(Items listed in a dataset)
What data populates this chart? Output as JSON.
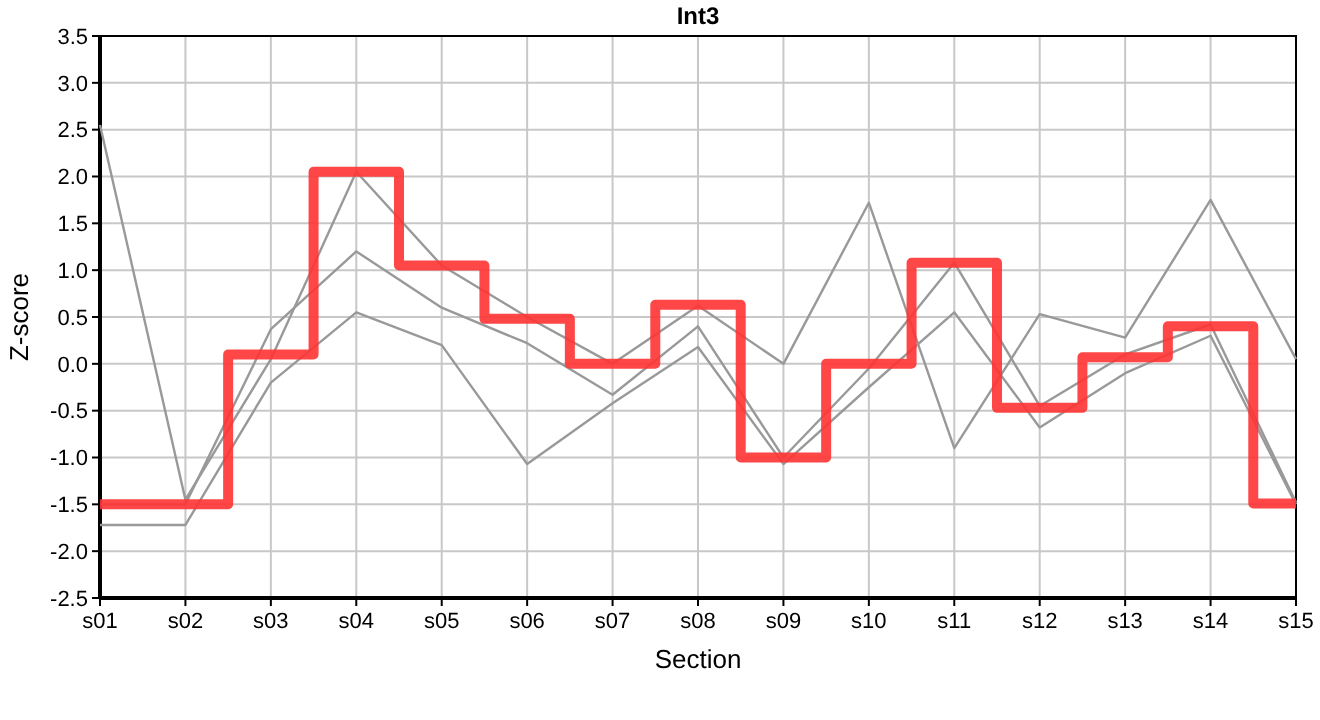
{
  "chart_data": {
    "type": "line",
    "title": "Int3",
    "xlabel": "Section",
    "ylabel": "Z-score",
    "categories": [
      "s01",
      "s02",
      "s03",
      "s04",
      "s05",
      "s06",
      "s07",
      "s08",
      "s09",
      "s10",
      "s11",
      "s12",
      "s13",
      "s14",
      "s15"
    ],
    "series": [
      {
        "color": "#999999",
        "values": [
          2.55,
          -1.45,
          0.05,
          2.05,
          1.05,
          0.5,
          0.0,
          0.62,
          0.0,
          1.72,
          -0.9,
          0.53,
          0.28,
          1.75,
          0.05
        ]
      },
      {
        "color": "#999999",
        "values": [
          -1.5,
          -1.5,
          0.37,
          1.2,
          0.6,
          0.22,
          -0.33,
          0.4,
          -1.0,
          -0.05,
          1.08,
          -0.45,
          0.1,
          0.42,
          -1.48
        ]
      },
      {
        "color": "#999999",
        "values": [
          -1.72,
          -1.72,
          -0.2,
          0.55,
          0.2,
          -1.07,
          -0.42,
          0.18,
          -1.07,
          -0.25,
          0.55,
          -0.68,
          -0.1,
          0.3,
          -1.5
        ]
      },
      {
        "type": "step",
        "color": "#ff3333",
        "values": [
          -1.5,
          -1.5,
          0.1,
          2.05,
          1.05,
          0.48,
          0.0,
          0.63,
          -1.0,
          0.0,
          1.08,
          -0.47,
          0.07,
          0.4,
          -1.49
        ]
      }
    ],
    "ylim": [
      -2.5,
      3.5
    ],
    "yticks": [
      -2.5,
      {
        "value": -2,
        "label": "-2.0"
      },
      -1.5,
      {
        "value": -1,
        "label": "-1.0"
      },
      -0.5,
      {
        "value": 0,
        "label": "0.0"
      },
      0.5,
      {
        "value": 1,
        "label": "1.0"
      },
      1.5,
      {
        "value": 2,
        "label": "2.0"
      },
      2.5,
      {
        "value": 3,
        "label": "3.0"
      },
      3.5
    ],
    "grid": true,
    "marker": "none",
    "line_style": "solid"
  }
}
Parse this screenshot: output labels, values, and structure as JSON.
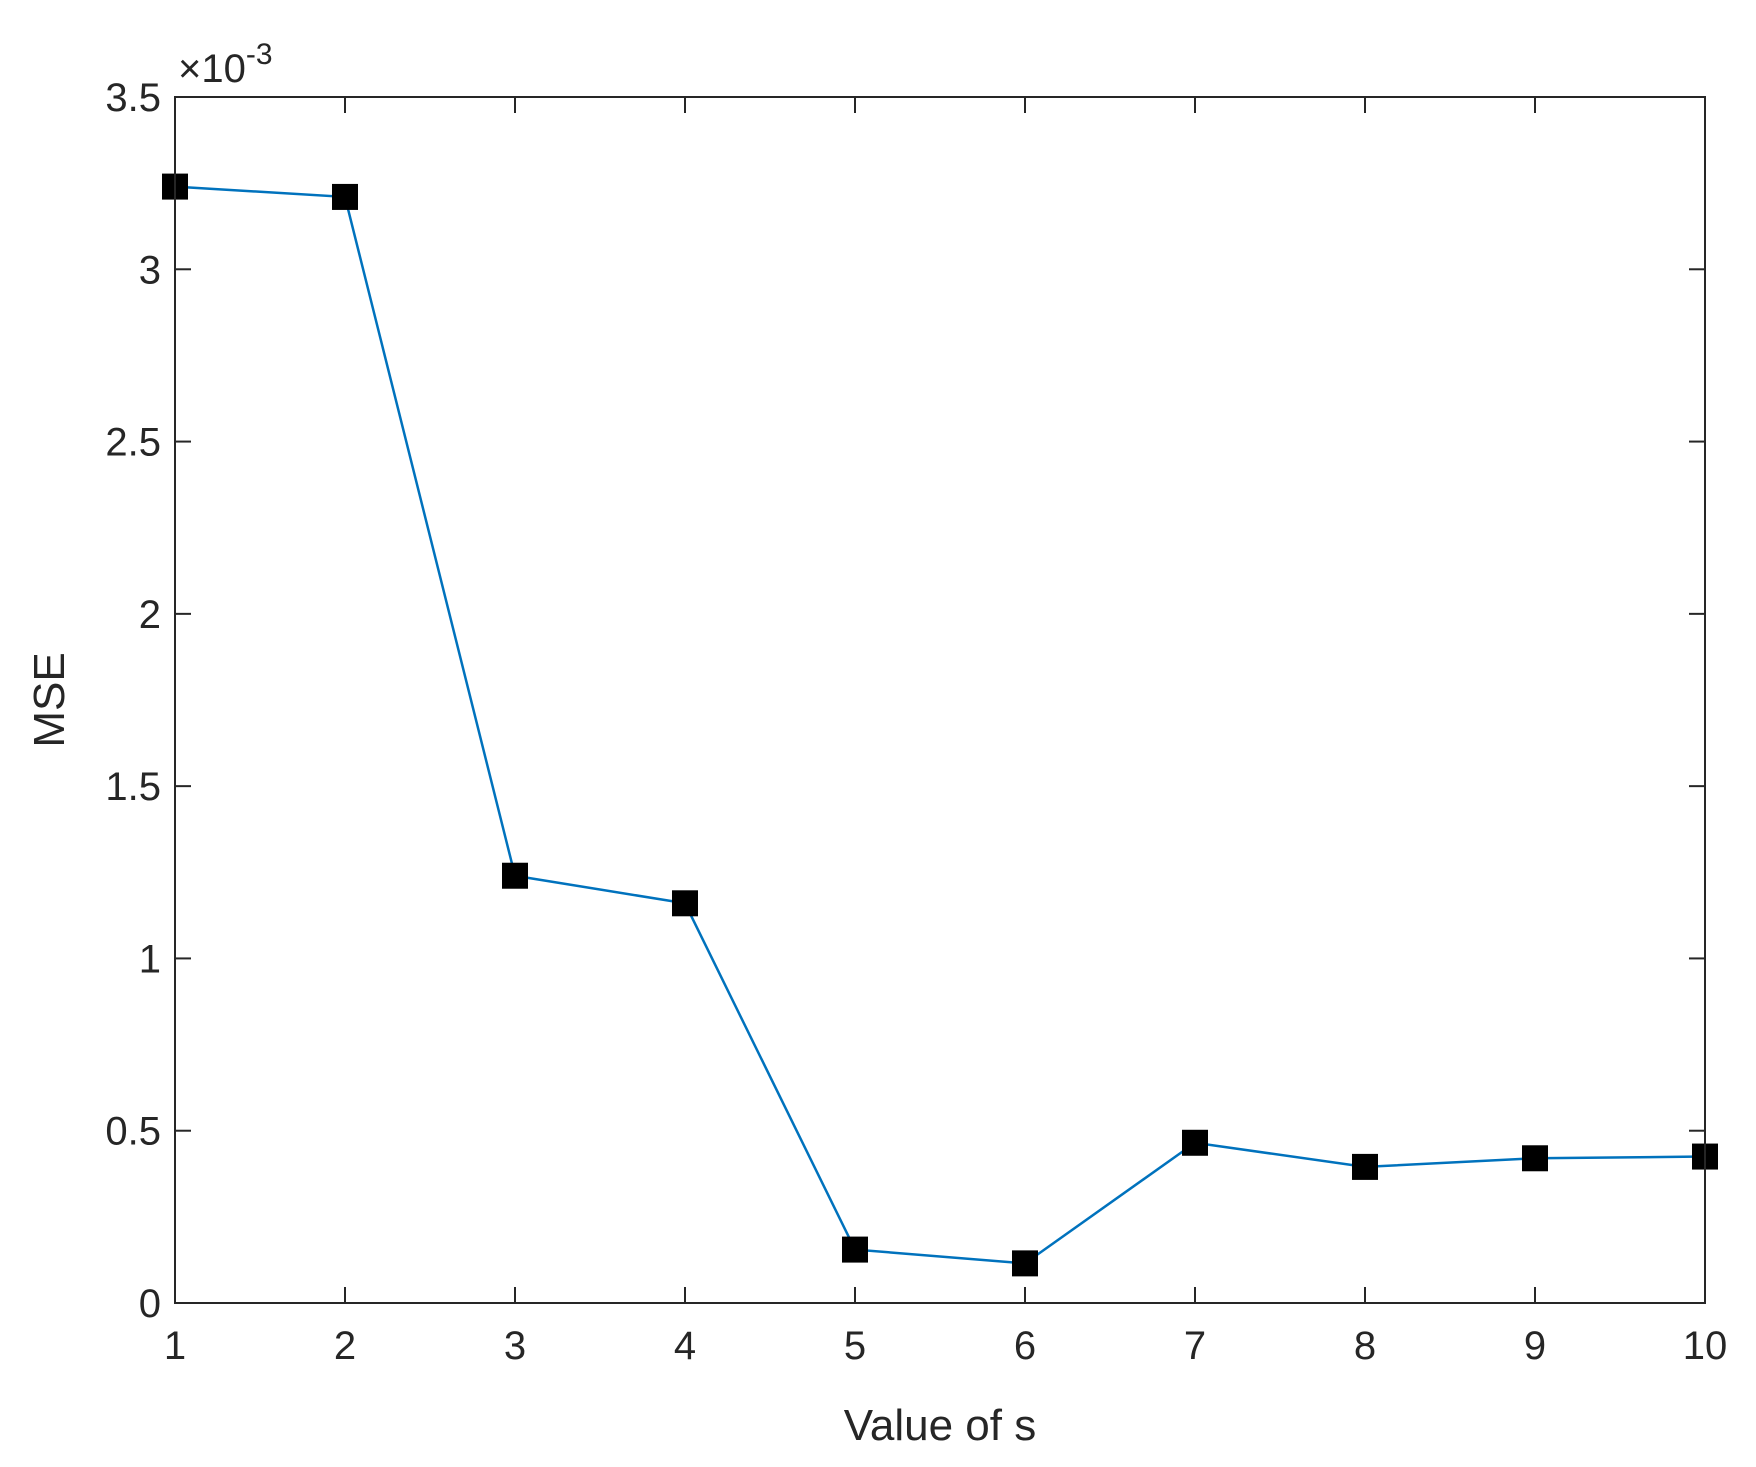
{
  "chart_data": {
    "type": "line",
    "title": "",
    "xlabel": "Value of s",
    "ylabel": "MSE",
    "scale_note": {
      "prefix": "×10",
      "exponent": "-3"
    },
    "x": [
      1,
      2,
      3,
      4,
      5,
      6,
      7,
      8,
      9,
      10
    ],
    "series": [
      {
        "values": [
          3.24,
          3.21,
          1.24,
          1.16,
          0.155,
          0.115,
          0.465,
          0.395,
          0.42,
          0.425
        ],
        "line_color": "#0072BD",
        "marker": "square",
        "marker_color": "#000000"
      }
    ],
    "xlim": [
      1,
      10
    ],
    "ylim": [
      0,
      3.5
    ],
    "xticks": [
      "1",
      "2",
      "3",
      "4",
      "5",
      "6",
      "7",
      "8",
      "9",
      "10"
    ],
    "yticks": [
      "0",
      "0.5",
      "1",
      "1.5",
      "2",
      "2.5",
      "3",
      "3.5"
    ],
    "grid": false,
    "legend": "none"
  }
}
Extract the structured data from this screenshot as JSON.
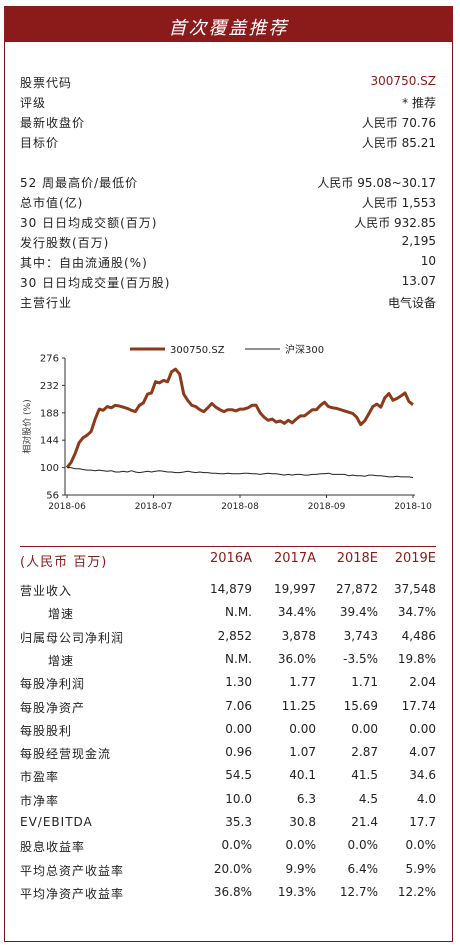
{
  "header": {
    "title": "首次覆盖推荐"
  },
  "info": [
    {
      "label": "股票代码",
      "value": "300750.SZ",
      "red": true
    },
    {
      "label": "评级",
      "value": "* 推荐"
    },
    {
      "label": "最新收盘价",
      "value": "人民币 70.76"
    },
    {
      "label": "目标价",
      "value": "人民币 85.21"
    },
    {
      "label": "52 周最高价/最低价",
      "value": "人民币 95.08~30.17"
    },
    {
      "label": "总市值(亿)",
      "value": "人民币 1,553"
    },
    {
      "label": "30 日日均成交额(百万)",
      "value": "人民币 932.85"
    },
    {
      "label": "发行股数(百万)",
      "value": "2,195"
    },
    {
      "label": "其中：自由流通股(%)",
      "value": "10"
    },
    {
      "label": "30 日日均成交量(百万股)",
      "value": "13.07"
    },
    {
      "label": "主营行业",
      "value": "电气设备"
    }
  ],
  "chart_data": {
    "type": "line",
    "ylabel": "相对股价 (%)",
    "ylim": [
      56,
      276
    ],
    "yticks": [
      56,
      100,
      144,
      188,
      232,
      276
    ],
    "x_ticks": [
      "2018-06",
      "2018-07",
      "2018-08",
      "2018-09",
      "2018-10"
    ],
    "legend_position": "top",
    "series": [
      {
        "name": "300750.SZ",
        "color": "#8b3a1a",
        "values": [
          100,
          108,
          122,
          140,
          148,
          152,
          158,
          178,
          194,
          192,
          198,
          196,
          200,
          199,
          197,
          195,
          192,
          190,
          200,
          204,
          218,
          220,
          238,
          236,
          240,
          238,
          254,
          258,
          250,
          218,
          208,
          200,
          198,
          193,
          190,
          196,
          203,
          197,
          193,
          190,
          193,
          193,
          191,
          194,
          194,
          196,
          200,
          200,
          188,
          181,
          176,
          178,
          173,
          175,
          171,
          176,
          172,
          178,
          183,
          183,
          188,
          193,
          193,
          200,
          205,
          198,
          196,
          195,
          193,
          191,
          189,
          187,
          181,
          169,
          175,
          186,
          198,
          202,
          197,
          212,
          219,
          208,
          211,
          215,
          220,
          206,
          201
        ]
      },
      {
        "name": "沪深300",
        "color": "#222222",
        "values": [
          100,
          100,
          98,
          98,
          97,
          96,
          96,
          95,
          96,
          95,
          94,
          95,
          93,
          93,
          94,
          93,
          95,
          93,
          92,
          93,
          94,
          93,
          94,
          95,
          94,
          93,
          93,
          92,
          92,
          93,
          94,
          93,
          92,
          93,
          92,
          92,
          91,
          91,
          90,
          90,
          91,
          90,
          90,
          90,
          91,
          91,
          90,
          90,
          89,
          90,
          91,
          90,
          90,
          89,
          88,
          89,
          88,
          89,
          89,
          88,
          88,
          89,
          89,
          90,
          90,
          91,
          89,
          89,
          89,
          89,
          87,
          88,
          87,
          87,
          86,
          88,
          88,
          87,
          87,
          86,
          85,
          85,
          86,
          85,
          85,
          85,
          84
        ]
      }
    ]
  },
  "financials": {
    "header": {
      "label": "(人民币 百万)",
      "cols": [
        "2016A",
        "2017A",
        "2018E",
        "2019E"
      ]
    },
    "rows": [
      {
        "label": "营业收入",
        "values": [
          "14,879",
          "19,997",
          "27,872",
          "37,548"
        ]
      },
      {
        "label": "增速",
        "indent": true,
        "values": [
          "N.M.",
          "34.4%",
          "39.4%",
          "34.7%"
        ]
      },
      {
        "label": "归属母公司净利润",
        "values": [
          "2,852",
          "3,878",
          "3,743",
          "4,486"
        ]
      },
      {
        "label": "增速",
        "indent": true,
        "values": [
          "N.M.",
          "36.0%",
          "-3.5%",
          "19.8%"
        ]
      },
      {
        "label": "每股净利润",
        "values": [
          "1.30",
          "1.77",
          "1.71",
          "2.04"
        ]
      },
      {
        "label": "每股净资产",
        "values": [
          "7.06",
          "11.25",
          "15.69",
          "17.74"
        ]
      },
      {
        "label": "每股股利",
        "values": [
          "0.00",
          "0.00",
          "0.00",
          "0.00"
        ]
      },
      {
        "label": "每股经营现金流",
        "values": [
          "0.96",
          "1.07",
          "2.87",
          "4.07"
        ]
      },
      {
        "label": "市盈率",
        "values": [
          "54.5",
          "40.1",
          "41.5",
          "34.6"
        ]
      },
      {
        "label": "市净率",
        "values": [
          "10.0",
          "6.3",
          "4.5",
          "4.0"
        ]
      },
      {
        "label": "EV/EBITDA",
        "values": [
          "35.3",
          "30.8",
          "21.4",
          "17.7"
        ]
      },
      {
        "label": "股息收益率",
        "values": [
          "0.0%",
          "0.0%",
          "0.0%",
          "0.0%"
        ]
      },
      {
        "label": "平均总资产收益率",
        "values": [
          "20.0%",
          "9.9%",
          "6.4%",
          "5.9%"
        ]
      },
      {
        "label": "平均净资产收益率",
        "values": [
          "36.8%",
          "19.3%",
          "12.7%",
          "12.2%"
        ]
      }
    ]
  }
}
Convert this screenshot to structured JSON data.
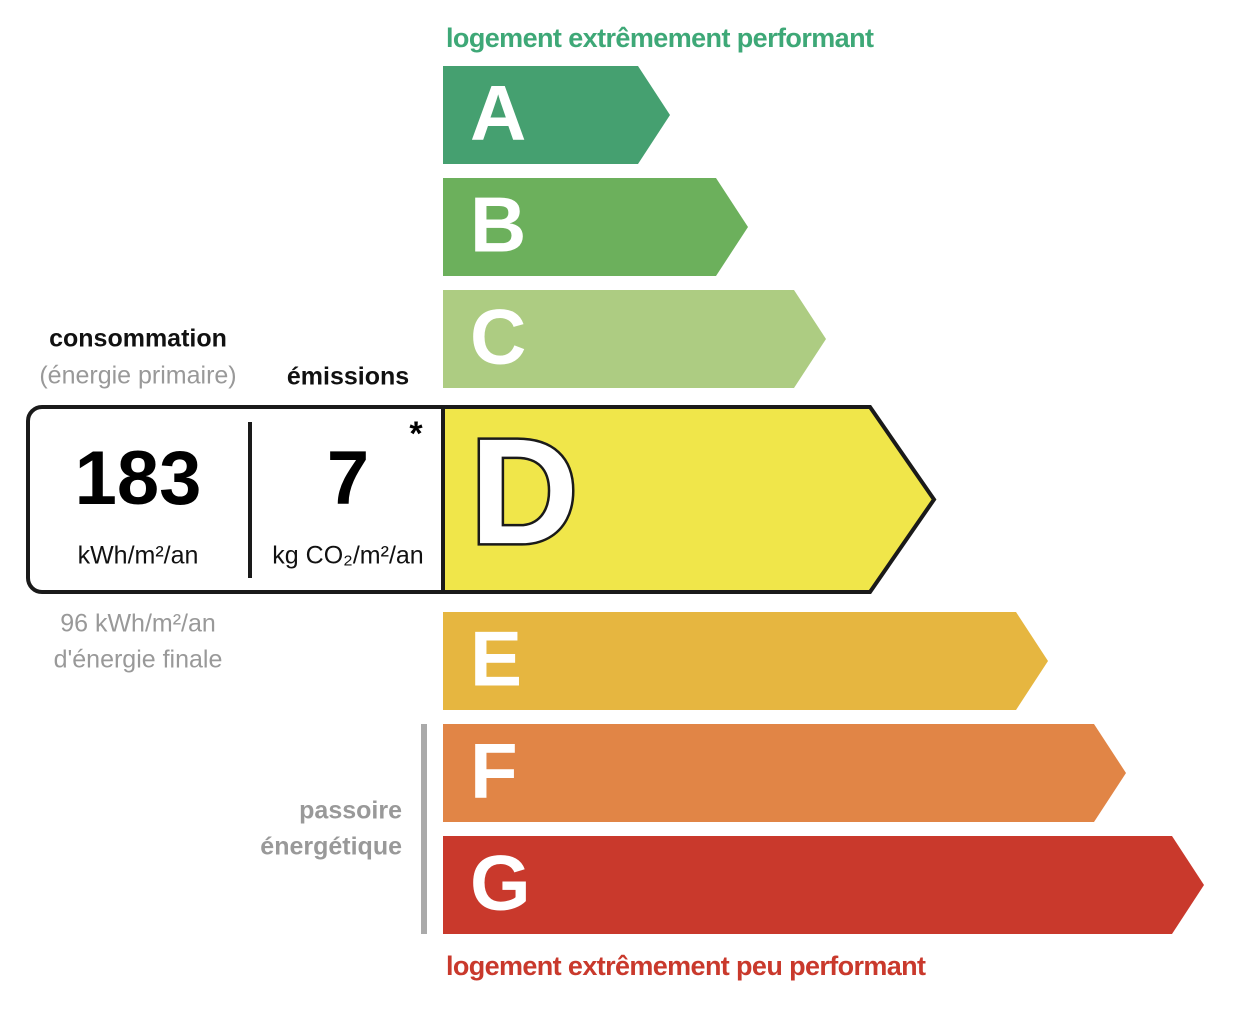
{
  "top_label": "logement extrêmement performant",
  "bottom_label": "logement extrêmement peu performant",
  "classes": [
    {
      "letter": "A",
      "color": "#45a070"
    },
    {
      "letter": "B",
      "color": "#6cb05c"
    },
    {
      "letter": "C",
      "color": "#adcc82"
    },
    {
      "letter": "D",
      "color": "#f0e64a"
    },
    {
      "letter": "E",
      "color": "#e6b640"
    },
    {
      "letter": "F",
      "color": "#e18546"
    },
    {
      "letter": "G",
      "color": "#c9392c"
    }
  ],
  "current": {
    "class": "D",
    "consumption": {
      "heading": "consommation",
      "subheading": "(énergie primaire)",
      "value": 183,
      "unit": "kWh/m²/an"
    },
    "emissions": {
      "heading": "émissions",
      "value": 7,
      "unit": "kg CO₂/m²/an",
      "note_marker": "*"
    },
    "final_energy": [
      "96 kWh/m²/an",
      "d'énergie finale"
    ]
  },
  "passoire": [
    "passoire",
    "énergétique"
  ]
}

# WHAT TO DO
Lines that include the word "JSON" are to be extracted from the data above.

# COMPLETE OUTPUT
What data populates this chart? Output as JSON.
Parse this screenshot: output labels, values, and structure as JSON.
Extract the structured data from this screenshot as JSON.
Convert this screenshot to structured JSON data.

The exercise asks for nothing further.